> _Extracted material_:
• • •

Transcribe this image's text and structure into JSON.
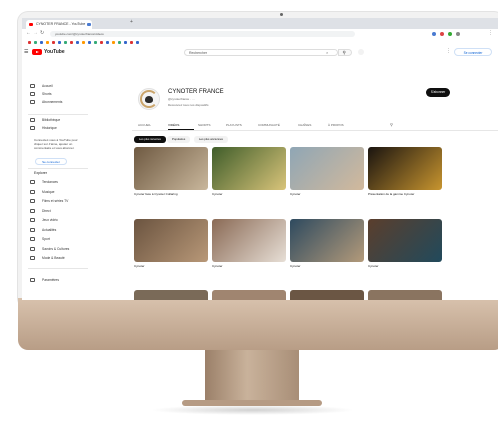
{
  "browser": {
    "tab_active": "CYNOTER FRANCE - YouTube",
    "tab_second": "",
    "url": "youtube.com/@cynoterfrance/videos"
  },
  "youtube": {
    "logo_text": "YouTube",
    "search_placeholder": "Rechercher",
    "signin_label": "Se connecter"
  },
  "sidebar": {
    "items_top": [
      {
        "label": "Accueil",
        "icon": "home-icon"
      },
      {
        "label": "Shorts",
        "icon": "shorts-icon"
      },
      {
        "label": "Abonnements",
        "icon": "subscriptions-icon"
      }
    ],
    "items_you": [
      {
        "label": "Bibliothèque",
        "icon": "library-icon"
      },
      {
        "label": "Historique",
        "icon": "history-icon"
      }
    ],
    "signin_prompt": "Connectez-vous à YouTube pour cliquer sur J'aime, ajouter un commentaire et vous abonner.",
    "signin_label": "Se connecter",
    "explore_heading": "Explorer",
    "items_explore": [
      {
        "label": "Tendances",
        "icon": "trending-icon"
      },
      {
        "label": "Musique",
        "icon": "music-icon"
      },
      {
        "label": "Films et séries TV",
        "icon": "films-icon"
      },
      {
        "label": "Direct",
        "icon": "live-icon"
      },
      {
        "label": "Jeux vidéo",
        "icon": "gaming-icon"
      },
      {
        "label": "Actualités",
        "icon": "news-icon"
      },
      {
        "label": "Sport",
        "icon": "sports-icon"
      },
      {
        "label": "Savoirs & Cultures",
        "icon": "learning-icon"
      },
      {
        "label": "Mode & Beauté",
        "icon": "fashion-icon"
      }
    ],
    "items_bottom": [
      {
        "label": "Paramètres",
        "icon": "settings-icon"
      }
    ]
  },
  "channel": {
    "name": "CYNOTER FRANCE",
    "meta": "@cynoterfrance  ·  …",
    "description": "Découvrez tous nos dispositifs",
    "subscribe_label": "S'abonner",
    "tabs": [
      "ACCUEIL",
      "VIDÉOS",
      "SHORTS",
      "PLAYLISTS",
      "COMMUNAUTÉ",
      "CHAÎNES",
      "À PROPOS"
    ],
    "active_tab_index": 1,
    "chips": [
      "Les plus récentes",
      "Populaires",
      "Les plus anciennes"
    ],
    "active_chip_index": 0
  },
  "videos": [
    {
      "title": "Cynoter face à Cynoter Collaring",
      "meta": "",
      "duration": "",
      "colors": [
        "#6f5a42",
        "#c9b79c"
      ],
      "overlay": ""
    },
    {
      "title": "Cynoter",
      "meta": "",
      "duration": "",
      "colors": [
        "#3f5d2a",
        "#d9c47a"
      ],
      "overlay": ""
    },
    {
      "title": "Cynoter",
      "meta": "",
      "duration": "",
      "colors": [
        "#8fa6b5",
        "#d2b99c"
      ],
      "overlay": ""
    },
    {
      "title": "Présentation de la gamme Cynoter",
      "meta": "",
      "duration": "",
      "colors": [
        "#1a1410",
        "#c8952f"
      ],
      "overlay": ""
    },
    {
      "title": "Cynoter",
      "meta": "",
      "duration": "",
      "colors": [
        "#6b5440",
        "#b89878"
      ],
      "overlay": ""
    },
    {
      "title": "Cynoter",
      "meta": "",
      "duration": "",
      "colors": [
        "#8a6a55",
        "#e7dfd6"
      ],
      "overlay": ""
    },
    {
      "title": "Cynoter",
      "meta": "",
      "duration": "",
      "colors": [
        "#2e4a5f",
        "#b39a7a"
      ],
      "overlay": ""
    },
    {
      "title": "Cynoter",
      "meta": "",
      "duration": "",
      "colors": [
        "#5b3e2c",
        "#214a5c"
      ],
      "overlay": ""
    }
  ]
}
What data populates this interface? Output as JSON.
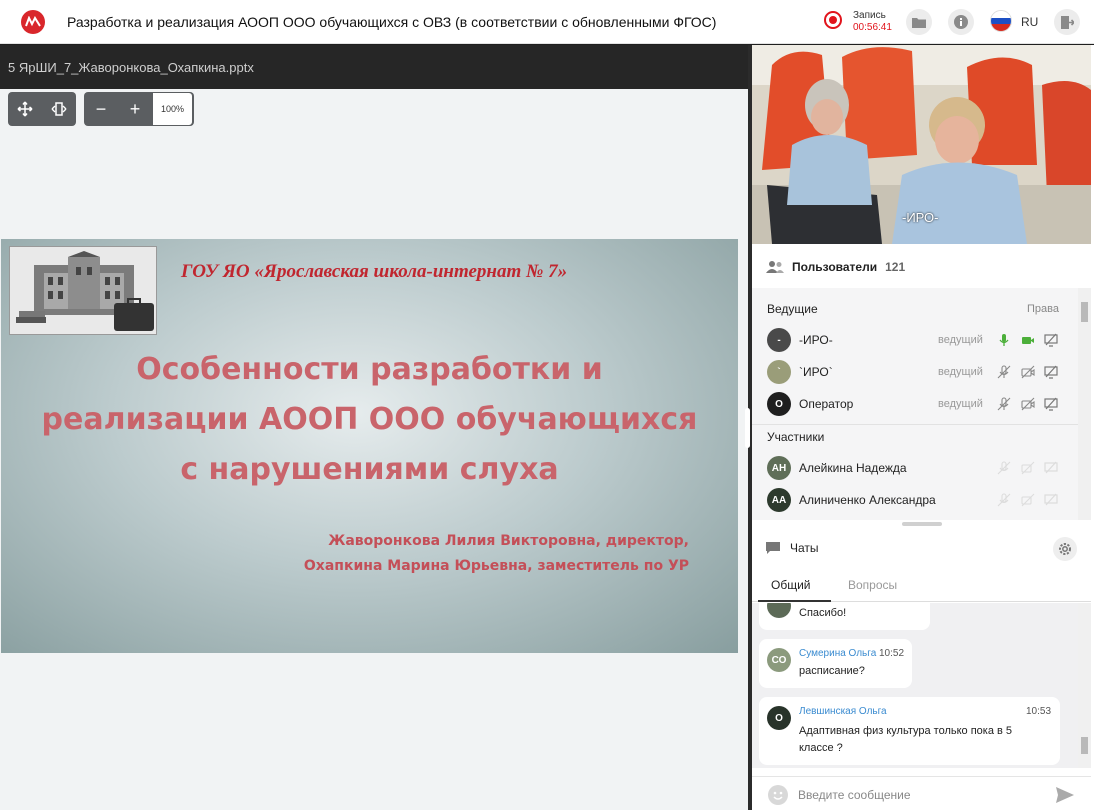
{
  "header": {
    "title": "Разработка и реализация АООП ООО обучающихся с ОВЗ (в соответствии с обновленными ФГОС)",
    "record_label": "Запись",
    "record_time": "00:56:41",
    "language": "RU"
  },
  "presentation": {
    "file_name": "5 ЯрШИ_7_Жаворонкова_Охапкина.pptx",
    "zoom": "100%",
    "zoom_out": "−",
    "zoom_in": "+",
    "slide": {
      "org": "ГОУ ЯО «Ярославская школа-интернат № 7»",
      "title_lines": [
        "Особенности разработки и",
        "реализации АООП ООО обучающихся",
        "с нарушениями слуха"
      ],
      "author_lines": [
        "Жаворонкова Лилия Викторовна, директор,",
        "Охапкина Марина Юрьевна, заместитель по УР"
      ]
    }
  },
  "video": {
    "label": "-ИРО-"
  },
  "users": {
    "title": "Пользователи",
    "count": "121",
    "hosts_label": "Ведущие",
    "rights_label": "Права",
    "participants_label": "Участники",
    "hosts": [
      {
        "initials": "-",
        "name": "-ИРО-",
        "role": "ведущий",
        "avatar_color": "#4a4a4a",
        "mic_on": true,
        "cam_on": true
      },
      {
        "initials": "`",
        "name": "`ИРО`",
        "role": "ведущий",
        "avatar_color": "#9a9d79",
        "mic_on": false,
        "cam_on": false
      },
      {
        "initials": "О",
        "name": "Оператор",
        "role": "ведущий",
        "avatar_color": "#1f1f1f",
        "mic_on": false,
        "cam_on": false
      }
    ],
    "participants": [
      {
        "initials": "АН",
        "name": "Алейкина Надежда",
        "avatar_color": "#5f6e58"
      },
      {
        "initials": "АА",
        "name": "Алиниченко Александра",
        "avatar_color": "#2d3a2d"
      }
    ]
  },
  "chats": {
    "title": "Чаты",
    "tab_general": "Общий",
    "tab_questions": "Вопросы",
    "messages": [
      {
        "text": "Спасибо!"
      },
      {
        "initials": "СО",
        "author": "Сумерина Ольга",
        "time": "10:52",
        "text": "расписание?",
        "avatar_color": "#8b9a7d"
      },
      {
        "initials": "О",
        "author": "Левшинская Ольга",
        "time": "10:53",
        "text": "Адаптивная физ культура только пока в 5 классе ?",
        "avatar_color": "#28332a"
      }
    ],
    "input_placeholder": "Введите сообщение"
  },
  "colors": {
    "brand_red": "#d9262b",
    "record_red": "#e1141c",
    "slide_title": "#c9646b",
    "slide_org": "#c0262f",
    "mic_green": "#4caf3a",
    "chat_name_blue": "#3a8bd0"
  }
}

• • •

> _Problem to solve_: Transcribe the whole listing, character for character, but not its images.

> _Response below_:
Transcribe this image's text and structure into JSON.
{
  "browser": {
    "tab_active": "CYNOTER FRANCE - YouTube",
    "tab_second": "",
    "url": "youtube.com/@cynoterfrance/videos"
  },
  "youtube": {
    "logo_text": "YouTube",
    "search_placeholder": "Rechercher",
    "signin_label": "Se connecter"
  },
  "sidebar": {
    "items_top": [
      {
        "label": "Accueil",
        "icon": "home-icon"
      },
      {
        "label": "Shorts",
        "icon": "shorts-icon"
      },
      {
        "label": "Abonnements",
        "icon": "subscriptions-icon"
      }
    ],
    "items_you": [
      {
        "label": "Bibliothèque",
        "icon": "library-icon"
      },
      {
        "label": "Historique",
        "icon": "history-icon"
      }
    ],
    "signin_prompt": "Connectez-vous à YouTube pour cliquer sur J'aime, ajouter un commentaire et vous abonner.",
    "signin_label": "Se connecter",
    "explore_heading": "Explorer",
    "items_explore": [
      {
        "label": "Tendances",
        "icon": "trending-icon"
      },
      {
        "label": "Musique",
        "icon": "music-icon"
      },
      {
        "label": "Films et séries TV",
        "icon": "films-icon"
      },
      {
        "label": "Direct",
        "icon": "live-icon"
      },
      {
        "label": "Jeux vidéo",
        "icon": "gaming-icon"
      },
      {
        "label": "Actualités",
        "icon": "news-icon"
      },
      {
        "label": "Sport",
        "icon": "sports-icon"
      },
      {
        "label": "Savoirs & Cultures",
        "icon": "learning-icon"
      },
      {
        "label": "Mode & Beauté",
        "icon": "fashion-icon"
      }
    ],
    "items_bottom": [
      {
        "label": "Paramètres",
        "icon": "settings-icon"
      }
    ]
  },
  "channel": {
    "name": "CYNOTER FRANCE",
    "meta": "@cynoterfrance  ·  …",
    "description": "Découvrez tous nos dispositifs",
    "subscribe_label": "S'abonner",
    "tabs": [
      "ACCUEIL",
      "VIDÉOS",
      "SHORTS",
      "PLAYLISTS",
      "COMMUNAUTÉ",
      "CHAÎNES",
      "À PROPOS"
    ],
    "active_tab_index": 1,
    "chips": [
      "Les plus récentes",
      "Populaires",
      "Les plus anciennes"
    ],
    "active_chip_index": 0
  },
  "videos": [
    {
      "title": "Cynoter face à Cynoter Collaring",
      "meta": "",
      "duration": "",
      "colors": [
        "#6f5a42",
        "#c9b79c"
      ],
      "overlay": ""
    },
    {
      "title": "Cynoter",
      "meta": "",
      "duration": "",
      "colors": [
        "#3f5d2a",
        "#d9c47a"
      ],
      "overlay": ""
    },
    {
      "title": "Cynoter",
      "meta": "",
      "duration": "",
      "colors": [
        "#8fa6b5",
        "#d2b99c"
      ],
      "overlay": ""
    },
    {
      "title": "Présentation de la gamme Cynoter",
      "meta": "",
      "duration": "",
      "colors": [
        "#1a1410",
        "#c8952f"
      ],
      "overlay": ""
    },
    {
      "title": "Cynoter",
      "meta": "",
      "duration": "",
      "colors": [
        "#6b5440",
        "#b89878"
      ],
      "overlay": ""
    },
    {
      "title": "Cynoter",
      "meta": "",
      "duration": "",
      "colors": [
        "#8a6a55",
        "#e7dfd6"
      ],
      "overlay": ""
    },
    {
      "title": "Cynoter",
      "meta": "",
      "duration": "",
      "colors": [
        "#2e4a5f",
        "#b39a7a"
      ],
      "overlay": ""
    },
    {
      "title": "Cynoter",
      "meta": "",
      "duration": "",
      "colors": [
        "#5b3e2c",
        "#214a5c"
      ],
      "overlay": ""
    }
  ]
}
What data populates this interface? Output as JSON.
{
  "header": {
    "title": "Разработка и реализация АООП ООО обучающихся с ОВЗ (в соответствии с обновленными ФГОС)",
    "record_label": "Запись",
    "record_time": "00:56:41",
    "language": "RU"
  },
  "presentation": {
    "file_name": "5 ЯрШИ_7_Жаворонкова_Охапкина.pptx",
    "zoom": "100%",
    "zoom_out": "−",
    "zoom_in": "+",
    "slide": {
      "org": "ГОУ ЯО «Ярославская школа-интернат № 7»",
      "title_lines": [
        "Особенности разработки и",
        "реализации АООП ООО обучающихся",
        "с нарушениями слуха"
      ],
      "author_lines": [
        "Жаворонкова Лилия Викторовна, директор,",
        "Охапкина Марина Юрьевна, заместитель по УР"
      ]
    }
  },
  "video": {
    "label": "-ИРО-"
  },
  "users": {
    "title": "Пользователи",
    "count": "121",
    "hosts_label": "Ведущие",
    "rights_label": "Права",
    "participants_label": "Участники",
    "hosts": [
      {
        "initials": "-",
        "name": "-ИРО-",
        "role": "ведущий",
        "avatar_color": "#4a4a4a",
        "mic_on": true,
        "cam_on": true
      },
      {
        "initials": "`",
        "name": "`ИРО`",
        "role": "ведущий",
        "avatar_color": "#9a9d79",
        "mic_on": false,
        "cam_on": false
      },
      {
        "initials": "О",
        "name": "Оператор",
        "role": "ведущий",
        "avatar_color": "#1f1f1f",
        "mic_on": false,
        "cam_on": false
      }
    ],
    "participants": [
      {
        "initials": "АН",
        "name": "Алейкина Надежда",
        "avatar_color": "#5f6e58"
      },
      {
        "initials": "АА",
        "name": "Алиниченко Александра",
        "avatar_color": "#2d3a2d"
      }
    ]
  },
  "chats": {
    "title": "Чаты",
    "tab_general": "Общий",
    "tab_questions": "Вопросы",
    "messages": [
      {
        "text": "Спасибо!"
      },
      {
        "initials": "СО",
        "author": "Сумерина Ольга",
        "time": "10:52",
        "text": "расписание?",
        "avatar_color": "#8b9a7d"
      },
      {
        "initials": "О",
        "author": "Левшинская Ольга",
        "time": "10:53",
        "text": "Адаптивная физ культура только пока в 5 классе ?",
        "avatar_color": "#28332a"
      }
    ],
    "input_placeholder": "Введите сообщение"
  },
  "colors": {
    "brand_red": "#d9262b",
    "record_red": "#e1141c",
    "slide_title": "#c9646b",
    "slide_org": "#c0262f",
    "mic_green": "#4caf3a",
    "chat_name_blue": "#3a8bd0"
  }
}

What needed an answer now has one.